Instruction:
Keep only the lines that hold the string "name", filtering out the rest of the entries below.

-- Begin Given data --

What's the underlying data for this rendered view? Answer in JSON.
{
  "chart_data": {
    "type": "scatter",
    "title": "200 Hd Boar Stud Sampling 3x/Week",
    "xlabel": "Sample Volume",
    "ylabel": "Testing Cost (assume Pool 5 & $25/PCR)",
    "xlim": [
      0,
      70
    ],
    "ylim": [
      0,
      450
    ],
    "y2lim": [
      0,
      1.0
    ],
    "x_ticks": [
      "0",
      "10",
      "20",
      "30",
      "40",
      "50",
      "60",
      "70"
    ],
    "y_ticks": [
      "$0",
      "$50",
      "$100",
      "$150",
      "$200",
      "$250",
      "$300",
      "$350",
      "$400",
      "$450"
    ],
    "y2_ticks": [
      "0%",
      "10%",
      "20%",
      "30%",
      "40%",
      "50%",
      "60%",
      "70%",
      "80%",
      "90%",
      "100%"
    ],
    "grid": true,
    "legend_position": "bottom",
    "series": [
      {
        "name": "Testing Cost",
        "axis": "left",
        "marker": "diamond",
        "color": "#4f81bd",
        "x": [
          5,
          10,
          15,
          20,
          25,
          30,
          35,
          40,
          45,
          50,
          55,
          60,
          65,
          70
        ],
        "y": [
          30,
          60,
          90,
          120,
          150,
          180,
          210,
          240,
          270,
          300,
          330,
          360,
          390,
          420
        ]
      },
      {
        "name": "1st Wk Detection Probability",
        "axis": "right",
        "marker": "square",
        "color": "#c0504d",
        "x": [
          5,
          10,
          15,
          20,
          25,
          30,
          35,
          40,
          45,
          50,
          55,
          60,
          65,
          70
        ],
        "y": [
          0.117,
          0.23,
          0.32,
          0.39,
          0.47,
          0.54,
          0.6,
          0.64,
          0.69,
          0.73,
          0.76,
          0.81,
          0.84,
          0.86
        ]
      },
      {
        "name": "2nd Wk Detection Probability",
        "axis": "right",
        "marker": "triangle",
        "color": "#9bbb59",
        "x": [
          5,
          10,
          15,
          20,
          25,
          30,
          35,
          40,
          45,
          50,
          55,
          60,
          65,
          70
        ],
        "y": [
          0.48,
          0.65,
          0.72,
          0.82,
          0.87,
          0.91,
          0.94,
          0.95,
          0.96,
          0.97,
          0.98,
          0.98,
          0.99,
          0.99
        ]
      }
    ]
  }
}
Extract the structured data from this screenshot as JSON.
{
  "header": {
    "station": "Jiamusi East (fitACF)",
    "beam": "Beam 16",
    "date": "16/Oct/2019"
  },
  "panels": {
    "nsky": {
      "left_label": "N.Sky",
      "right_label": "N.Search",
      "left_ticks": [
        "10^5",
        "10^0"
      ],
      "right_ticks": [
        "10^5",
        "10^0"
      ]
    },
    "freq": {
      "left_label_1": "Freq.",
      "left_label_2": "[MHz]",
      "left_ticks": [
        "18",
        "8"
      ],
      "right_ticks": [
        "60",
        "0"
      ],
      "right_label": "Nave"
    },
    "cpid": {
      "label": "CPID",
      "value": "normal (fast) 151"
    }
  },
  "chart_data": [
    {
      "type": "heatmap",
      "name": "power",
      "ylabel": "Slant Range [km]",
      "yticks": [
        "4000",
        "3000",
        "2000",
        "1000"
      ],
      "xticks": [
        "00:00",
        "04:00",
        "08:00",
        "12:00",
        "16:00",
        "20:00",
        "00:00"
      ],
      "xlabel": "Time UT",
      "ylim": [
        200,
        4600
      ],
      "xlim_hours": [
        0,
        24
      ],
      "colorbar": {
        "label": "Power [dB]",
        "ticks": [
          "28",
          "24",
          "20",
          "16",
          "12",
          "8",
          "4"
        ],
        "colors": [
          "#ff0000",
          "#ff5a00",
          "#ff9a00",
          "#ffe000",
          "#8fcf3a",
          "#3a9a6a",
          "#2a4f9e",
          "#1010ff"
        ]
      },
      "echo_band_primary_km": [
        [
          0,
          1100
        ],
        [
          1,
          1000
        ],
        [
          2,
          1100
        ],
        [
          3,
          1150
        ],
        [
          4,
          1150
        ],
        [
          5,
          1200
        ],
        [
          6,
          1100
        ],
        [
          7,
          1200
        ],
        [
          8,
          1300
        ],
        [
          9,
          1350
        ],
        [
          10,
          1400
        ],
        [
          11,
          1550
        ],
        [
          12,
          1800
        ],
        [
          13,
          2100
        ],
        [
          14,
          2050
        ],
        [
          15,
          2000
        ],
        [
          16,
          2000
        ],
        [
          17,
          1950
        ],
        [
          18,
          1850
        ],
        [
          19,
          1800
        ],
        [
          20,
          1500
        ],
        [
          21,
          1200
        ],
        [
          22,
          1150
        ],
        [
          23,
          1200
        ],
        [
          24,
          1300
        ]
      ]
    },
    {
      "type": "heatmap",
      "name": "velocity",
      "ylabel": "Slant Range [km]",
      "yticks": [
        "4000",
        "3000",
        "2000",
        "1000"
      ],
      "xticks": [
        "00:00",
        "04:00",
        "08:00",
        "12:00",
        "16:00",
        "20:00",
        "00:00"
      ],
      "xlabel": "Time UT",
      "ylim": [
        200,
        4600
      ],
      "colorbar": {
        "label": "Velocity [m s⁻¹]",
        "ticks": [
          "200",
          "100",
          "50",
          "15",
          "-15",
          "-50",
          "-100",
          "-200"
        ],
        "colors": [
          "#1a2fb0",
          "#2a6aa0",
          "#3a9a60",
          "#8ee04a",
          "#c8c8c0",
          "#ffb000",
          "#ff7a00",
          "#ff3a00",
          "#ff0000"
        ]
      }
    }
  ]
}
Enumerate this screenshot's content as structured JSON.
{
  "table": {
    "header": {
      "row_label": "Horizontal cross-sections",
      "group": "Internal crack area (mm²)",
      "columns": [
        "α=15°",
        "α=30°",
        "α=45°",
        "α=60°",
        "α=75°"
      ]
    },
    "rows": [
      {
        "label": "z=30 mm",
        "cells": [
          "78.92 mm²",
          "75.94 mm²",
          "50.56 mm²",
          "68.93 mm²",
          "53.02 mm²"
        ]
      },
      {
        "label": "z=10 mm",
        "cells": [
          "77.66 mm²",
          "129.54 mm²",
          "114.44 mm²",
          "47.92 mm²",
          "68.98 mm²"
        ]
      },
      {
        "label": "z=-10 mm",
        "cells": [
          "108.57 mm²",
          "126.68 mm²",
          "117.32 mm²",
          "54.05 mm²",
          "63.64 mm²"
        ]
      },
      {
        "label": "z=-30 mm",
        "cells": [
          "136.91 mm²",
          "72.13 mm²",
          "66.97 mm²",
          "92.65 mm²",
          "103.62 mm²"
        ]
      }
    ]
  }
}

-- End Given data --

Answer to this exercise:
        "name": "Testing Cost",
        "name": "1st Wk Detection Probability",
        "name": "2nd Wk Detection Probability",
      "name": "power",
      "name": "velocity",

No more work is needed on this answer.